- [Directions for this task]
Give the number of lines in this listing that contain "rather", with no other words.
#####
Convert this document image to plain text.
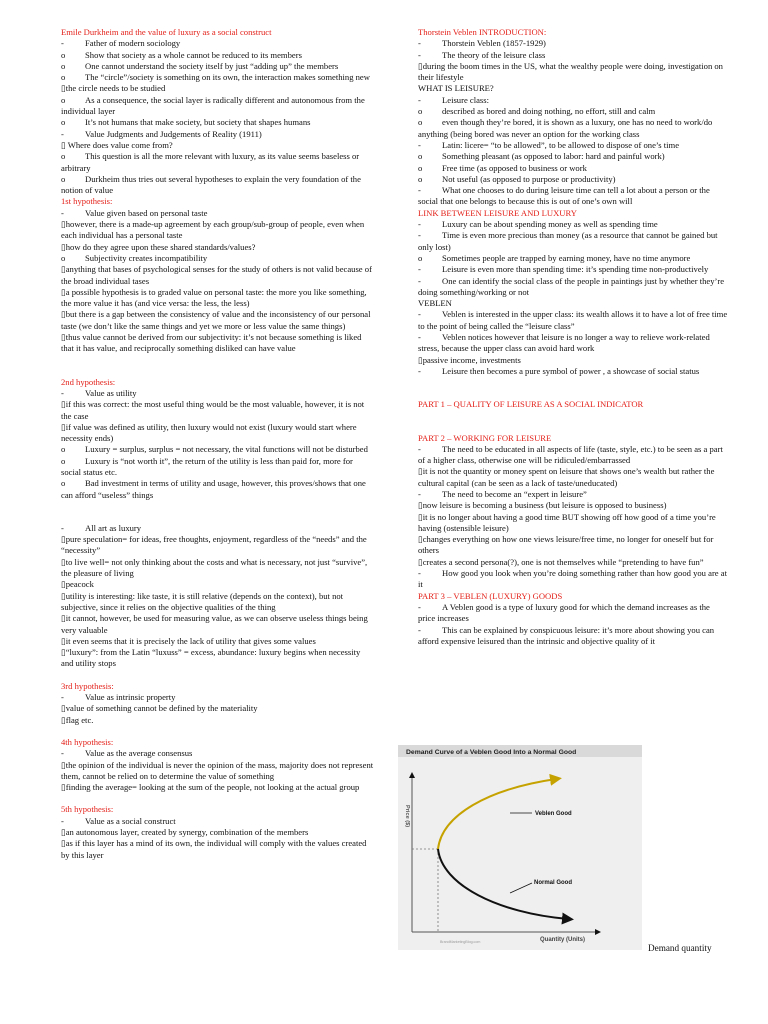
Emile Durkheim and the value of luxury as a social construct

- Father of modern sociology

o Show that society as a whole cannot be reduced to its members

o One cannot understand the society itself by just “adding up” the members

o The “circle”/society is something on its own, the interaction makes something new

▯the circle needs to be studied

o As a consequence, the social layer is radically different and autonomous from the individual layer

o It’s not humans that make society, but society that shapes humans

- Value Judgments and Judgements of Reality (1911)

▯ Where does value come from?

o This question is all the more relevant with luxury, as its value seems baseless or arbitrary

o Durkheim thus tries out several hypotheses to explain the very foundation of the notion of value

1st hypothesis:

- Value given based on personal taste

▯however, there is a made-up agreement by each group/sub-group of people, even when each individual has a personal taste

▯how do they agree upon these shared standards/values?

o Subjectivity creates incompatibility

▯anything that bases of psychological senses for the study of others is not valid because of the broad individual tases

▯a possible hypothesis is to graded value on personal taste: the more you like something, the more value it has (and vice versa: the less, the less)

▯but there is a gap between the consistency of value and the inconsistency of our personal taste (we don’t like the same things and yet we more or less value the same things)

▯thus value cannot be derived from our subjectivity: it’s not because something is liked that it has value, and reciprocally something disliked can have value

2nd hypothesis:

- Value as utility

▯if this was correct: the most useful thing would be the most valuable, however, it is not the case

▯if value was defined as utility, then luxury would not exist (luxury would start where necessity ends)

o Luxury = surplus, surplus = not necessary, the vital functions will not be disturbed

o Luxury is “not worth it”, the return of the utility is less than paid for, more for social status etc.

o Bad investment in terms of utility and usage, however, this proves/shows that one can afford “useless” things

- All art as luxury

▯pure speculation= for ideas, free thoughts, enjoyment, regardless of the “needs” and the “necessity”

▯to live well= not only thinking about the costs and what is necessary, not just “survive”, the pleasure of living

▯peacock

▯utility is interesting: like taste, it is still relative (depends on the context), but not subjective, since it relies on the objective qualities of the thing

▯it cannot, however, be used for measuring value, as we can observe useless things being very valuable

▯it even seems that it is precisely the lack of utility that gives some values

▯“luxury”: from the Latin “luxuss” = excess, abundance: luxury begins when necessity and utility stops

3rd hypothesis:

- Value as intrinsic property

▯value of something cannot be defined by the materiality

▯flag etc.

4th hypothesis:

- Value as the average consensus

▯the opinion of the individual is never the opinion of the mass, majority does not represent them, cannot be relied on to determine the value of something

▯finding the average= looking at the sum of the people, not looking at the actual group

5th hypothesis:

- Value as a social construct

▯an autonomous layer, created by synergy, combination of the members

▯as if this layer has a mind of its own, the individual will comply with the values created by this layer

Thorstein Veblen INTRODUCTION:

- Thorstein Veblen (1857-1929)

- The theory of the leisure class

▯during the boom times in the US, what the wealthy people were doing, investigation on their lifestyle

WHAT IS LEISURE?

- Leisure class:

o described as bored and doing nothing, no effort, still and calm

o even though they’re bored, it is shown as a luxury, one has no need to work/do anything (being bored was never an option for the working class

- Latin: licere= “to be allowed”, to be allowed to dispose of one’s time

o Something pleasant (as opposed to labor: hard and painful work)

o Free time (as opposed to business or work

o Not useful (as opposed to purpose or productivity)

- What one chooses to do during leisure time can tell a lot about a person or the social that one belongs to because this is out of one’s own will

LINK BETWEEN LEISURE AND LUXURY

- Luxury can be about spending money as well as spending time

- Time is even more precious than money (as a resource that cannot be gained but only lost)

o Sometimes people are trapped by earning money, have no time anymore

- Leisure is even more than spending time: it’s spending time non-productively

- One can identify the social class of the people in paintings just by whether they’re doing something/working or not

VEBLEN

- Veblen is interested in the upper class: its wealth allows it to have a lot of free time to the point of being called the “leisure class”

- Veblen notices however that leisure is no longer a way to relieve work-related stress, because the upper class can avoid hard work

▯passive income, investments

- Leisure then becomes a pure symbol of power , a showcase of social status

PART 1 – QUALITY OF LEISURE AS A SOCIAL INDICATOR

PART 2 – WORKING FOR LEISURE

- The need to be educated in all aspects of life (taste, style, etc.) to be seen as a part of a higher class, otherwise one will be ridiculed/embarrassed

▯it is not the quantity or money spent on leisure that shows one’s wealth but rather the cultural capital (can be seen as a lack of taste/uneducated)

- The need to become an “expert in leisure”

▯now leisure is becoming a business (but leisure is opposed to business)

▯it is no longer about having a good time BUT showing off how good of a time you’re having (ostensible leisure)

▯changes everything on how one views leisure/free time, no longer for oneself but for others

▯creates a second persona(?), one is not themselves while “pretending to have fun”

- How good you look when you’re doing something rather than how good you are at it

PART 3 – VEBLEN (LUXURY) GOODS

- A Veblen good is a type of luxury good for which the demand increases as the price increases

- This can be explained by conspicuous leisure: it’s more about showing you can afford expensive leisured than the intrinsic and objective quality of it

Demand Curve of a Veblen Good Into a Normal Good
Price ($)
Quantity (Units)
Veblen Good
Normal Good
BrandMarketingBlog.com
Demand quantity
#####
- [Solution for this problem]
2